**What the exercise asks:**
Return all of the entries exactly, with nothing added or left out.
## START
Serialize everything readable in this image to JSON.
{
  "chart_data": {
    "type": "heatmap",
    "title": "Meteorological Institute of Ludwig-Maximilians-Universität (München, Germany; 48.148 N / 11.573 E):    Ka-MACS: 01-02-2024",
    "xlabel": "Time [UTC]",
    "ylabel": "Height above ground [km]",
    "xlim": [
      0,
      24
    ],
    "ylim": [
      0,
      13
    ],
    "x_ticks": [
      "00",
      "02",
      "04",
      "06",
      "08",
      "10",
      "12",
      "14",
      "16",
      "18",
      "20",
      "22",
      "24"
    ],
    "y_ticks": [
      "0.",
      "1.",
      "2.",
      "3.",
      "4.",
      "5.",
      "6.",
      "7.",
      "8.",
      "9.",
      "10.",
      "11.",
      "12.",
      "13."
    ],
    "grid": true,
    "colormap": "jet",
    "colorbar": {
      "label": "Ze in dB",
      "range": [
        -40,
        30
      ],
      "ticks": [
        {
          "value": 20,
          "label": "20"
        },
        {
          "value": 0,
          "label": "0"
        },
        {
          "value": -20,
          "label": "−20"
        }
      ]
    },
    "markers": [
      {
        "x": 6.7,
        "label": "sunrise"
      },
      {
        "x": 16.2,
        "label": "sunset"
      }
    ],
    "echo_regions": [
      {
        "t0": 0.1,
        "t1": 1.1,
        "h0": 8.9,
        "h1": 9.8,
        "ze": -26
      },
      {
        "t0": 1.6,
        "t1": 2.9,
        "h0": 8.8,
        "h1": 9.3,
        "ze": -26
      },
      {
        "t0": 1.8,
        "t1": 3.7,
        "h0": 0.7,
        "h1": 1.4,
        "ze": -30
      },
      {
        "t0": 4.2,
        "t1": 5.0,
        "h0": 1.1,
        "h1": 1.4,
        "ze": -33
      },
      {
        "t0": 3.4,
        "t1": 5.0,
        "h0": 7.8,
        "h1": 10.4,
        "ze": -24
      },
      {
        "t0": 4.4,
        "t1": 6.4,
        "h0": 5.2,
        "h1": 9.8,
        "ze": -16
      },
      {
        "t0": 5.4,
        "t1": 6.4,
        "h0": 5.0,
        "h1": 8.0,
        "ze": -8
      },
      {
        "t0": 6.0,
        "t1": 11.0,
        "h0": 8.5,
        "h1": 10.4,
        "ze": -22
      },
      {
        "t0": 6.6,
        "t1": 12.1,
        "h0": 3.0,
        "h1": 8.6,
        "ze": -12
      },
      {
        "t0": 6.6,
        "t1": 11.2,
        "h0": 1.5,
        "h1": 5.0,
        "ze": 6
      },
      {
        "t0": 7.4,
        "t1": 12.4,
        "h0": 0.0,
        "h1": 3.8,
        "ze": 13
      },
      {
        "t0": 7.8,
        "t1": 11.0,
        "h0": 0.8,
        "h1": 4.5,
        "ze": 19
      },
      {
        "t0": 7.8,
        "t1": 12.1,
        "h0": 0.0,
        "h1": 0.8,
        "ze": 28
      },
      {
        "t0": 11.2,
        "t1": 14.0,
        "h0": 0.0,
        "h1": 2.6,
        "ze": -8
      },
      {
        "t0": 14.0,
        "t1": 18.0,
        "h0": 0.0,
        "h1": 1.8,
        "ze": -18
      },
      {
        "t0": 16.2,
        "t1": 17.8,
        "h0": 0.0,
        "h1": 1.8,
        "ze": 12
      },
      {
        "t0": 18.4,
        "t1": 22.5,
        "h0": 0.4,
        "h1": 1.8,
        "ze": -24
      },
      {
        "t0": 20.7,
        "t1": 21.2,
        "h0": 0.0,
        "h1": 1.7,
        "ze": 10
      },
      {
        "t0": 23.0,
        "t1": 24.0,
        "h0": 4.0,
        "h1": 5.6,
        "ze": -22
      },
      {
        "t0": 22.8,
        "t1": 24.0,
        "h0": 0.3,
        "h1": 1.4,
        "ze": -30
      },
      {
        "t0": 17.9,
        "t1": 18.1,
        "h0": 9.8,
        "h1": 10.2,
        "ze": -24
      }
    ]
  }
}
## END
**Response to this exercise:**
Serialize everything readable in this image to JSON.
{
  "chart_data": {
    "type": "heatmap",
    "title": "Meteorological Institute of Ludwig-Maximilians-Universität (München, Germany; 48.148 N / 11.573 E):    Ka-MACS: 01-02-2024",
    "xlabel": "Time [UTC]",
    "ylabel": "Height above ground [km]",
    "xlim": [
      0,
      24
    ],
    "ylim": [
      0,
      13
    ],
    "x_ticks": [
      "00",
      "02",
      "04",
      "06",
      "08",
      "10",
      "12",
      "14",
      "16",
      "18",
      "20",
      "22",
      "24"
    ],
    "y_ticks": [
      "0.",
      "1.",
      "2.",
      "3.",
      "4.",
      "5.",
      "6.",
      "7.",
      "8.",
      "9.",
      "10.",
      "11.",
      "12.",
      "13."
    ],
    "grid": true,
    "colormap": "jet",
    "colorbar": {
      "label": "Ze in dB",
      "range": [
        -40,
        30
      ],
      "ticks": [
        {
          "value": 20,
          "label": "20"
        },
        {
          "value": 0,
          "label": "0"
        },
        {
          "value": -20,
          "label": "−20"
        }
      ]
    },
    "markers": [
      {
        "x": 6.7,
        "label": "sunrise"
      },
      {
        "x": 16.2,
        "label": "sunset"
      }
    ],
    "echo_regions": [
      {
        "t0": 0.1,
        "t1": 1.1,
        "h0": 8.9,
        "h1": 9.8,
        "ze": -26
      },
      {
        "t0": 1.6,
        "t1": 2.9,
        "h0": 8.8,
        "h1": 9.3,
        "ze": -26
      },
      {
        "t0": 1.8,
        "t1": 3.7,
        "h0": 0.7,
        "h1": 1.4,
        "ze": -30
      },
      {
        "t0": 4.2,
        "t1": 5.0,
        "h0": 1.1,
        "h1": 1.4,
        "ze": -33
      },
      {
        "t0": 3.4,
        "t1": 5.0,
        "h0": 7.8,
        "h1": 10.4,
        "ze": -24
      },
      {
        "t0": 4.4,
        "t1": 6.4,
        "h0": 5.2,
        "h1": 9.8,
        "ze": -16
      },
      {
        "t0": 5.4,
        "t1": 6.4,
        "h0": 5.0,
        "h1": 8.0,
        "ze": -8
      },
      {
        "t0": 6.0,
        "t1": 11.0,
        "h0": 8.5,
        "h1": 10.4,
        "ze": -22
      },
      {
        "t0": 6.6,
        "t1": 12.1,
        "h0": 3.0,
        "h1": 8.6,
        "ze": -12
      },
      {
        "t0": 6.6,
        "t1": 11.2,
        "h0": 1.5,
        "h1": 5.0,
        "ze": 6
      },
      {
        "t0": 7.4,
        "t1": 12.4,
        "h0": 0.0,
        "h1": 3.8,
        "ze": 13
      },
      {
        "t0": 7.8,
        "t1": 11.0,
        "h0": 0.8,
        "h1": 4.5,
        "ze": 19
      },
      {
        "t0": 7.8,
        "t1": 12.1,
        "h0": 0.0,
        "h1": 0.8,
        "ze": 28
      },
      {
        "t0": 11.2,
        "t1": 14.0,
        "h0": 0.0,
        "h1": 2.6,
        "ze": -8
      },
      {
        "t0": 14.0,
        "t1": 18.0,
        "h0": 0.0,
        "h1": 1.8,
        "ze": -18
      },
      {
        "t0": 16.2,
        "t1": 17.8,
        "h0": 0.0,
        "h1": 1.8,
        "ze": 12
      },
      {
        "t0": 18.4,
        "t1": 22.5,
        "h0": 0.4,
        "h1": 1.8,
        "ze": -24
      },
      {
        "t0": 20.7,
        "t1": 21.2,
        "h0": 0.0,
        "h1": 1.7,
        "ze": 10
      },
      {
        "t0": 23.0,
        "t1": 24.0,
        "h0": 4.0,
        "h1": 5.6,
        "ze": -22
      },
      {
        "t0": 22.8,
        "t1": 24.0,
        "h0": 0.3,
        "h1": 1.4,
        "ze": -30
      },
      {
        "t0": 17.9,
        "t1": 18.1,
        "h0": 9.8,
        "h1": 10.2,
        "ze": -24
      }
    ]
  }
}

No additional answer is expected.